PROBLEM TO WORK ON:
Repeat the listing in full, word for word.

# START OF ENTRIES SUPPLIED

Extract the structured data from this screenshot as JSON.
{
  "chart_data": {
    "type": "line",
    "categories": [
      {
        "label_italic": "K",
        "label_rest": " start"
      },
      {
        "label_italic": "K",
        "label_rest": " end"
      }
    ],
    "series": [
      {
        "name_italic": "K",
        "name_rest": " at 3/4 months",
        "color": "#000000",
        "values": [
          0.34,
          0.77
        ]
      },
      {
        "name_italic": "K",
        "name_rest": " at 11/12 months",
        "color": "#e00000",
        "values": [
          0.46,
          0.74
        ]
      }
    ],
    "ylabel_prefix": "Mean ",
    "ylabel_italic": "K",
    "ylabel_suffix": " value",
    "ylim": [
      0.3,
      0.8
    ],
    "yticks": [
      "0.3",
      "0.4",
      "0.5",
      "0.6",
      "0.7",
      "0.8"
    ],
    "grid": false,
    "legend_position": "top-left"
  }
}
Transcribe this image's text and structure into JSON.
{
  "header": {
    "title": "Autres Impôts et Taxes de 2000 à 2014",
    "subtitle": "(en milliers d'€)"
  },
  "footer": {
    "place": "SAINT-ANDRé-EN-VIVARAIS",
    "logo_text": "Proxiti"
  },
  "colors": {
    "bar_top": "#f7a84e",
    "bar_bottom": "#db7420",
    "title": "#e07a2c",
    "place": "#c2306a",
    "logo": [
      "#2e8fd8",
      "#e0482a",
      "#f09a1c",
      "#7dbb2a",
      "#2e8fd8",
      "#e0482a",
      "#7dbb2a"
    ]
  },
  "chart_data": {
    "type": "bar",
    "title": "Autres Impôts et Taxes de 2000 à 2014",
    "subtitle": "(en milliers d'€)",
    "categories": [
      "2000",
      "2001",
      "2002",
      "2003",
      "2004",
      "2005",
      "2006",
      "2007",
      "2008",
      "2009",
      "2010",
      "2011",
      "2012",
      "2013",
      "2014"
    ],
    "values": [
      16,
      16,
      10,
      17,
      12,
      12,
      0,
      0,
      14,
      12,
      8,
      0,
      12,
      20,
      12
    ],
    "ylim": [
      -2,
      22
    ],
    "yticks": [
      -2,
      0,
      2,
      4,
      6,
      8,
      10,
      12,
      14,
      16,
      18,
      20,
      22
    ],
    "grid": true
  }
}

# END OF ENTRIES SUPPLIED

SOLUTION TO THE EXERCISE:
Extract the structured data from this screenshot as JSON.
{
  "chart_data": {
    "type": "line",
    "categories": [
      {
        "label_italic": "K",
        "label_rest": " start"
      },
      {
        "label_italic": "K",
        "label_rest": " end"
      }
    ],
    "series": [
      {
        "name_italic": "K",
        "name_rest": " at 3/4 months",
        "color": "#000000",
        "values": [
          0.34,
          0.77
        ]
      },
      {
        "name_italic": "K",
        "name_rest": " at 11/12 months",
        "color": "#e00000",
        "values": [
          0.46,
          0.74
        ]
      }
    ],
    "ylabel_prefix": "Mean ",
    "ylabel_italic": "K",
    "ylabel_suffix": " value",
    "ylim": [
      0.3,
      0.8
    ],
    "yticks": [
      "0.3",
      "0.4",
      "0.5",
      "0.6",
      "0.7",
      "0.8"
    ],
    "grid": false,
    "legend_position": "top-left"
  }
}
Transcribe this image's text and structure into JSON.
{
  "header": {
    "title": "Autres Impôts et Taxes de 2000 à 2014",
    "subtitle": "(en milliers d'€)"
  },
  "footer": {
    "place": "SAINT-ANDRé-EN-VIVARAIS",
    "logo_text": "Proxiti"
  },
  "colors": {
    "bar_top": "#f7a84e",
    "bar_bottom": "#db7420",
    "title": "#e07a2c",
    "place": "#c2306a",
    "logo": [
      "#2e8fd8",
      "#e0482a",
      "#f09a1c",
      "#7dbb2a",
      "#2e8fd8",
      "#e0482a",
      "#7dbb2a"
    ]
  },
  "chart_data": {
    "type": "bar",
    "title": "Autres Impôts et Taxes de 2000 à 2014",
    "subtitle": "(en milliers d'€)",
    "categories": [
      "2000",
      "2001",
      "2002",
      "2003",
      "2004",
      "2005",
      "2006",
      "2007",
      "2008",
      "2009",
      "2010",
      "2011",
      "2012",
      "2013",
      "2014"
    ],
    "values": [
      16,
      16,
      10,
      17,
      12,
      12,
      0,
      0,
      14,
      12,
      8,
      0,
      12,
      20,
      12
    ],
    "ylim": [
      -2,
      22
    ],
    "yticks": [
      -2,
      0,
      2,
      4,
      6,
      8,
      10,
      12,
      14,
      16,
      18,
      20,
      22
    ],
    "grid": true
  }
}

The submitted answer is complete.